Stated task — Return each line containing "расходов".

Data section —
+ + + + + + +
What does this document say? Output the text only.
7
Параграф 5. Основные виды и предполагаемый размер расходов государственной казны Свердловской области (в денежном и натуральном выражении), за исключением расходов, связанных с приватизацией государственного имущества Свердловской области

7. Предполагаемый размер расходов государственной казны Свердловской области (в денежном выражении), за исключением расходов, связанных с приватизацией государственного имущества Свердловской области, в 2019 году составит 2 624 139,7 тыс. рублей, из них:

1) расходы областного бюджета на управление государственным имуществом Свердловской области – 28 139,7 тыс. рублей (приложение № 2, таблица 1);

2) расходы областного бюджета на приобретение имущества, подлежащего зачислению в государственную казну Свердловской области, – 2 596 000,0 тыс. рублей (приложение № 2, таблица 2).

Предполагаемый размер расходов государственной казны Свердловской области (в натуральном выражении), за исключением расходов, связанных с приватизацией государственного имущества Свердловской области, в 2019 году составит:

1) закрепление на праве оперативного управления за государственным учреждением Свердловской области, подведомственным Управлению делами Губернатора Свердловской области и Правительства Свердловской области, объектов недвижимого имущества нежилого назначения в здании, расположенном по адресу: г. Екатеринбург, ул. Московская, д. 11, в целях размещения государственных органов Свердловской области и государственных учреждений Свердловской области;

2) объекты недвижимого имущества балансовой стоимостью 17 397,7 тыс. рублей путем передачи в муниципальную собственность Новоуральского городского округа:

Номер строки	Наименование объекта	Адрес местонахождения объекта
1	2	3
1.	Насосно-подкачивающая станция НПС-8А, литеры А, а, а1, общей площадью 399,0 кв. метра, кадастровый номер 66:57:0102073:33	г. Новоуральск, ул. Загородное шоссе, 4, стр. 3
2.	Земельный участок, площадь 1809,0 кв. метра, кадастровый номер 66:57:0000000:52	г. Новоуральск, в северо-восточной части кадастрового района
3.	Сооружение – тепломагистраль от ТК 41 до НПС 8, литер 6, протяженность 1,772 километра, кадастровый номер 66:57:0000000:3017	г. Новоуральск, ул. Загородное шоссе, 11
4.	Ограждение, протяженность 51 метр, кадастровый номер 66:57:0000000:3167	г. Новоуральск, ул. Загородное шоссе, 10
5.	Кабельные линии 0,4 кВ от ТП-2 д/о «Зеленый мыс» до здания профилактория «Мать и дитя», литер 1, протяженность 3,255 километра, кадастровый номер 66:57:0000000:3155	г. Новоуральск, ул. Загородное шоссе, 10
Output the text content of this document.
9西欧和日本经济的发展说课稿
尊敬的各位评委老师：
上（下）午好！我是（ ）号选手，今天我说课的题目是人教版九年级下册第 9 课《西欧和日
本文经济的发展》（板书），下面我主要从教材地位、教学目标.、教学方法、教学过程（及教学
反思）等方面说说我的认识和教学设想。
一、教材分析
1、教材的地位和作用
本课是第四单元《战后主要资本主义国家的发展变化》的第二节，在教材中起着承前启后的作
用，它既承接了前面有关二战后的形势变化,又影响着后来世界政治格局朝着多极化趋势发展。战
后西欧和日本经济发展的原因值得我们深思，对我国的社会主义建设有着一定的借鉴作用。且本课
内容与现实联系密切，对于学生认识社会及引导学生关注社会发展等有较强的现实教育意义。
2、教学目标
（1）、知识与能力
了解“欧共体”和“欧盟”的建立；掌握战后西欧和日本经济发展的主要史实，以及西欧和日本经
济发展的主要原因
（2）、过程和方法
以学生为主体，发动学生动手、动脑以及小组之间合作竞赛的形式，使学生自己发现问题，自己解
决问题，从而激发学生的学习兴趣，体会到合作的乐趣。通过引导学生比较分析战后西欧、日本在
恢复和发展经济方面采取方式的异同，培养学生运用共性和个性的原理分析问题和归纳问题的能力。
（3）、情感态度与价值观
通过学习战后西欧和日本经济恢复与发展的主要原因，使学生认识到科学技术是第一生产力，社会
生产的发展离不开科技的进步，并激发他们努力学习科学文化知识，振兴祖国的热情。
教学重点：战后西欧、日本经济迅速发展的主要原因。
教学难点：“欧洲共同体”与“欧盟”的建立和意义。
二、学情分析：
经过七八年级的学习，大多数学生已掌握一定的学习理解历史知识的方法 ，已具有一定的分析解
+ + + + + + +
Task answer —
Параграф 5. Основные виды и предполагаемый размер расходов государственной казны Свердловской области (в денежном и натуральном выражении), за исключением расходов, связанных с приватизацией государственного имущества Свердловской области
7. Предполагаемый размер расходов государственной казны Свердловской области (в денежном выражении), за исключением расходов, связанных с приватизацией государственного имущества Свердловской области, в 2019 году составит 2 624 139,7 тыс. рублей, из них:
Предполагаемый размер расходов государственной казны Свердловской области (в натуральном выражении), за исключением расходов, связанных с приватизацией государственного имущества Свердловской области, в 2019 году составит:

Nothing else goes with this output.